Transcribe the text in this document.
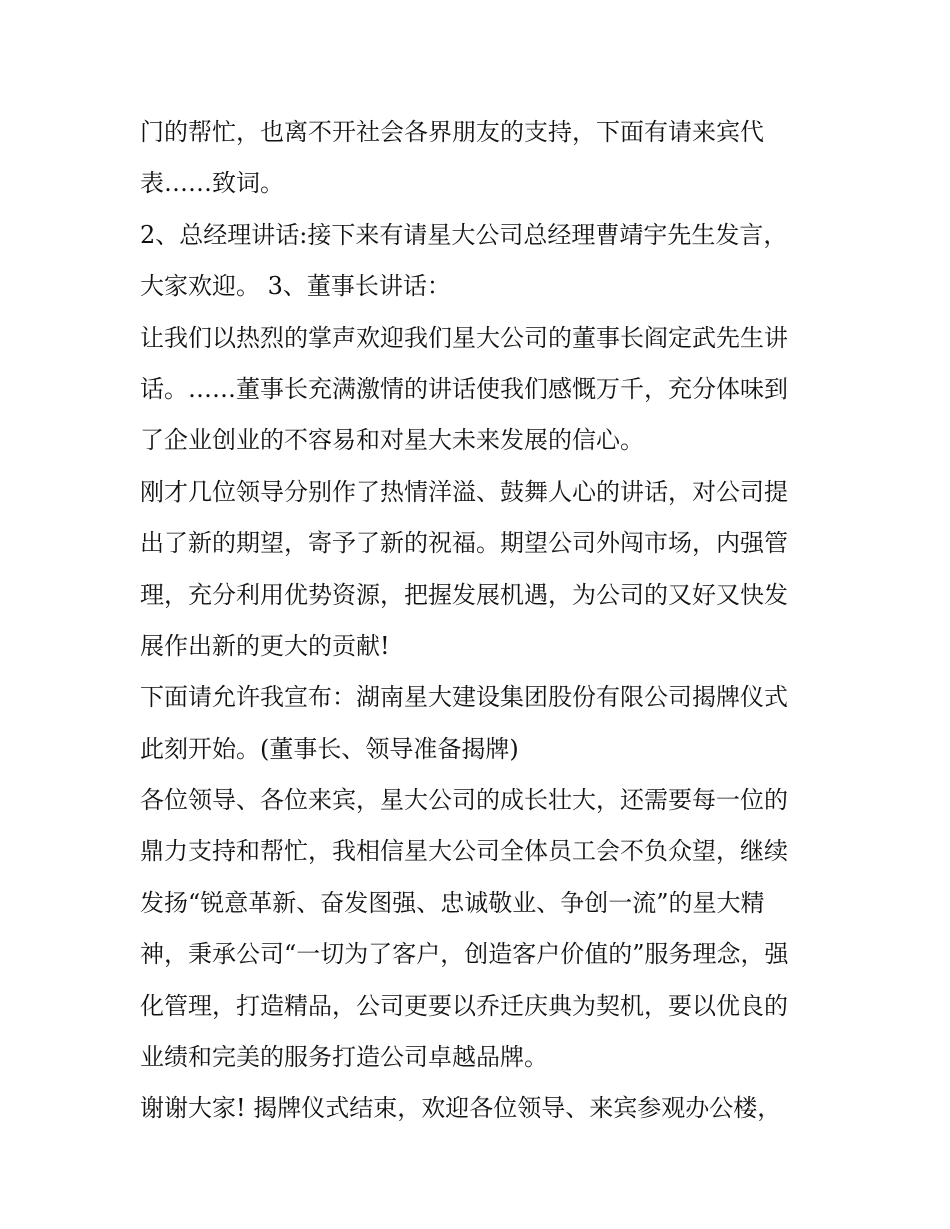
门的帮忙，也离不开社会各界朋友的支持，下面有请来宾代
表……致词。
2、总经理讲话:接下来有请星大公司总经理曹靖宇先生发言，
大家欢迎。 3、董事长讲话：
让我们以热烈的掌声欢迎我们星大公司的董事长阎定武先生讲
话。……董事长充满激情的讲话使我们感慨万千，充分体味到
了企业创业的不容易和对星大未来发展的信心。
刚才几位领导分别作了热情洋溢、鼓舞人心的讲话，对公司提
出了新的期望，寄予了新的祝福。期望公司外闯市场，内强管
理，充分利用优势资源，把握发展机遇，为公司的又好又快发
展作出新的更大的贡献!
下面请允许我宣布：湖南星大建设集团股份有限公司揭牌仪式
此刻开始。(董事长、领导准备揭牌)
各位领导、各位来宾，星大公司的成长壮大，还需要每一位的
鼎力支持和帮忙，我相信星大公司全体员工会不负众望，继续
发扬“锐意革新、奋发图强、忠诚敬业、争创一流”的星大精
神，秉承公司“一切为了客户，创造客户价值的”服务理念，强
化管理，打造精品，公司更要以乔迁庆典为契机，要以优良的
业绩和完美的服务打造公司卓越品牌。
谢谢大家! 揭牌仪式结束，欢迎各位领导、来宾参观办公楼，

DIRECTIVE
Reproduce the full material exactly, excluding the pictures.

COMPLETED TASK
Transcribe the text in this document.
门的帮忙，也离不开社会各界朋友的支持，下面有请来宾代
表……致词。
2、总经理讲话:接下来有请星大公司总经理曹靖宇先生发言，
大家欢迎。 3、董事长讲话：
让我们以热烈的掌声欢迎我们星大公司的董事长阎定武先生讲
话。……董事长充满激情的讲话使我们感慨万千，充分体味到
了企业创业的不容易和对星大未来发展的信心。
刚才几位领导分别作了热情洋溢、鼓舞人心的讲话，对公司提
出了新的期望，寄予了新的祝福。期望公司外闯市场，内强管
理，充分利用优势资源，把握发展机遇，为公司的又好又快发
展作出新的更大的贡献!
下面请允许我宣布：湖南星大建设集团股份有限公司揭牌仪式
此刻开始。(董事长、领导准备揭牌)
各位领导、各位来宾，星大公司的成长壮大，还需要每一位的
鼎力支持和帮忙，我相信星大公司全体员工会不负众望，继续
发扬“锐意革新、奋发图强、忠诚敬业、争创一流”的星大精
神，秉承公司“一切为了客户，创造客户价值的”服务理念，强
化管理，打造精品，公司更要以乔迁庆典为契机，要以优良的
业绩和完美的服务打造公司卓越品牌。
谢谢大家! 揭牌仪式结束，欢迎各位领导、来宾参观办公楼，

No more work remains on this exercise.